[Provided information]:

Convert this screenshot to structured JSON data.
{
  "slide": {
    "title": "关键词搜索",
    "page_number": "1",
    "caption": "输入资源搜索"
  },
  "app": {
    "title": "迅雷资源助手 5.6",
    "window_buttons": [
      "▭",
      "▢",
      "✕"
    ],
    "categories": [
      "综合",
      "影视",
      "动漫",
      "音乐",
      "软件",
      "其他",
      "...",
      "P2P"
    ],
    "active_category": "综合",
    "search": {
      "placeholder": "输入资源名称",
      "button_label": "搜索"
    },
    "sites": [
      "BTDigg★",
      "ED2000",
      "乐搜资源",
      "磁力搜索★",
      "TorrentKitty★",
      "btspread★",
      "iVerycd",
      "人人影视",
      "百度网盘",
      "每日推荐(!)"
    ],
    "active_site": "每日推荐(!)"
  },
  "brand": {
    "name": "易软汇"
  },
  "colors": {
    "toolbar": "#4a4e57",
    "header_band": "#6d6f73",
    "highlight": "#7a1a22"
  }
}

[Instructions for the task]:
Copy out each record from above, exactly.

[Exercise output]:
Convert this screenshot to structured JSON data.
{
  "slide": {
    "title": "关键词搜索",
    "page_number": "1",
    "caption": "输入资源搜索"
  },
  "app": {
    "title": "迅雷资源助手 5.6",
    "window_buttons": [
      "▭",
      "▢",
      "✕"
    ],
    "categories": [
      "综合",
      "影视",
      "动漫",
      "音乐",
      "软件",
      "其他",
      "...",
      "P2P"
    ],
    "active_category": "综合",
    "search": {
      "placeholder": "输入资源名称",
      "button_label": "搜索"
    },
    "sites": [
      "BTDigg★",
      "ED2000",
      "乐搜资源",
      "磁力搜索★",
      "TorrentKitty★",
      "btspread★",
      "iVerycd",
      "人人影视",
      "百度网盘",
      "每日推荐(!)"
    ],
    "active_site": "每日推荐(!)"
  },
  "brand": {
    "name": "易软汇"
  },
  "colors": {
    "toolbar": "#4a4e57",
    "header_band": "#6d6f73",
    "highlight": "#7a1a22"
  }
}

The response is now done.